# [WORK INSTRUCTIONS]
Copy out every line exactly, passing over the pictures.

# [TASK DATA]
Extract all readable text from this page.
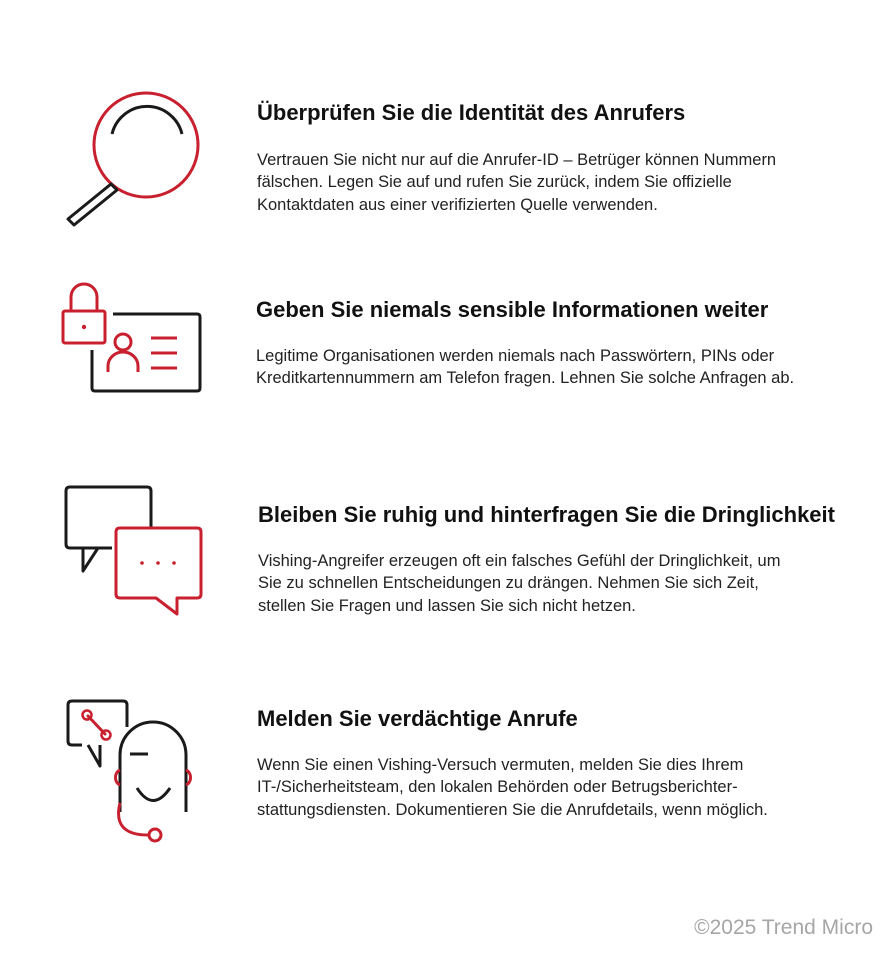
Überprüfen Sie die Identität des Anrufers

Vertrauen Sie nicht nur auf die Anrufer-ID – Betrüger können Nummern fälschen. Legen Sie auf und rufen Sie zurück, indem Sie offizielle Kontaktdaten aus einer verifizierten Quelle verwenden.

Geben Sie niemals sensible Informationen weiter

Legitime Organisationen werden niemals nach Passwörtern, PINs oder Kreditkartennummern am Telefon fragen. Lehnen Sie solche Anfragen ab.

Bleiben Sie ruhig und hinterfragen Sie die Dringlichkeit

Vishing-Angreifer erzeugen oft ein falsches Gefühl der Dringlichkeit, um Sie zu schnellen Entscheidungen zu drängen. Nehmen Sie sich Zeit, stellen Sie Fragen und lassen Sie sich nicht hetzen.

Melden Sie verdächtige Anrufe

Wenn Sie einen Vishing-Versuch vermuten, melden Sie dies Ihrem IT-/Sicherheitsteam, den lokalen Behörden oder Betrugsberichterstattungsdiensten. Dokumentieren Sie die Anrufdetails, wenn möglich.

©2025 Trend Micro
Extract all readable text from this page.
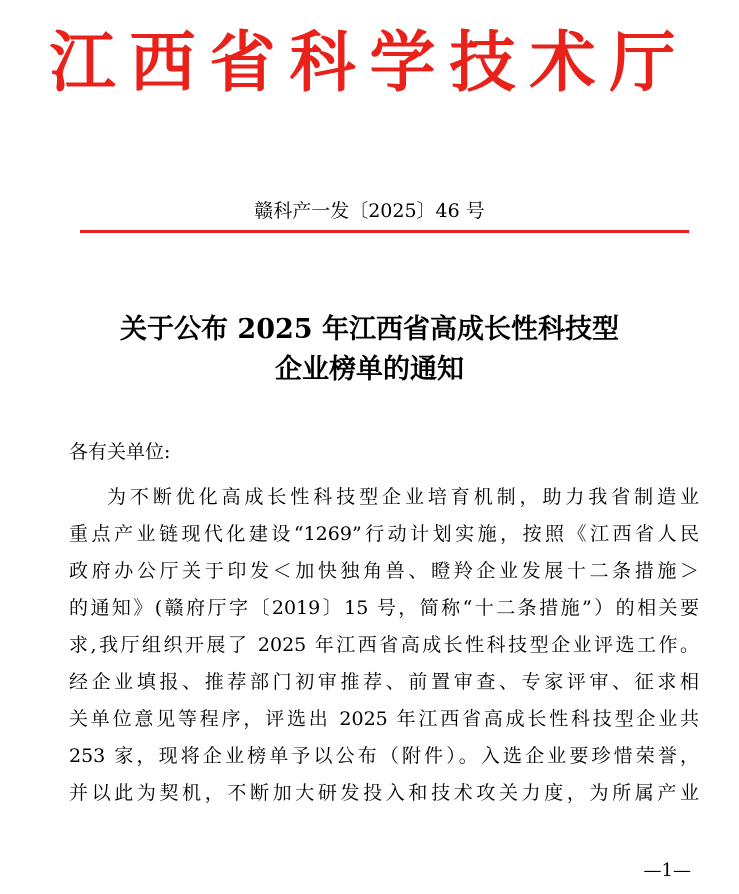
江西省科学技术厅
赣科产一发〔2025〕46 号
关于公布 2025 年江西省高成长性科技型
企业榜单的通知
各有关单位:
为不断优化高成长性科技型企业培育机制，助力我省制造业
重点产业链现代化建设“1269”行动计划实施，按照《江西省人民
政府办公厅关于印发＜加快独角兽、瞪羚企业发展十二条措施＞
的通知》(赣府厅字〔2019〕15 号，简称“十二条措施”）的相关要
求,我厅组织开展了 2025 年江西省高成长性科技型企业评选工作。
经企业填报、推荐部门初审推荐、前置审查、专家评审、征求相
关单位意见等程序，评选出 2025 年江西省高成长性科技型企业共
253 家，现将企业榜单予以公布（附件）。入选企业要珍惜荣誉，
并以此为契机，不断加大研发投入和技术攻关力度，为所属产业
—1—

# [SOLUTION TO THE PROBLEM]
Extract all readable text from this page.
Überprüfen Sie die Identität des Anrufers

Vertrauen Sie nicht nur auf die Anrufer-ID – Betrüger können Nummern fälschen. Legen Sie auf und rufen Sie zurück, indem Sie offizielle Kontaktdaten aus einer verifizierten Quelle verwenden.

Geben Sie niemals sensible Informationen weiter

Legitime Organisationen werden niemals nach Passwörtern, PINs oder Kreditkartennummern am Telefon fragen. Lehnen Sie solche Anfragen ab.

Bleiben Sie ruhig und hinterfragen Sie die Dringlichkeit

Vishing-Angreifer erzeugen oft ein falsches Gefühl der Dringlichkeit, um Sie zu schnellen Entscheidungen zu drängen. Nehmen Sie sich Zeit, stellen Sie Fragen und lassen Sie sich nicht hetzen.

Melden Sie verdächtige Anrufe

Wenn Sie einen Vishing-Versuch vermuten, melden Sie dies Ihrem IT-/Sicherheitsteam, den lokalen Behörden oder Betrugsberichterstattungsdiensten. Dokumentieren Sie die Anrufdetails, wenn möglich.

©2025 Trend Micro
Extract all readable text from this page.
江西省科学技术厅
赣科产一发〔2025〕46 号
关于公布 2025 年江西省高成长性科技型
企业榜单的通知
各有关单位:
为不断优化高成长性科技型企业培育机制，助力我省制造业
重点产业链现代化建设“1269”行动计划实施，按照《江西省人民
政府办公厅关于印发＜加快独角兽、瞪羚企业发展十二条措施＞
的通知》(赣府厅字〔2019〕15 号，简称“十二条措施”）的相关要
求,我厅组织开展了 2025 年江西省高成长性科技型企业评选工作。
经企业填报、推荐部门初审推荐、前置审查、专家评审、征求相
关单位意见等程序，评选出 2025 年江西省高成长性科技型企业共
253 家，现将企业榜单予以公布（附件）。入选企业要珍惜荣誉，
并以此为契机，不断加大研发投入和技术攻关力度，为所属产业
—1—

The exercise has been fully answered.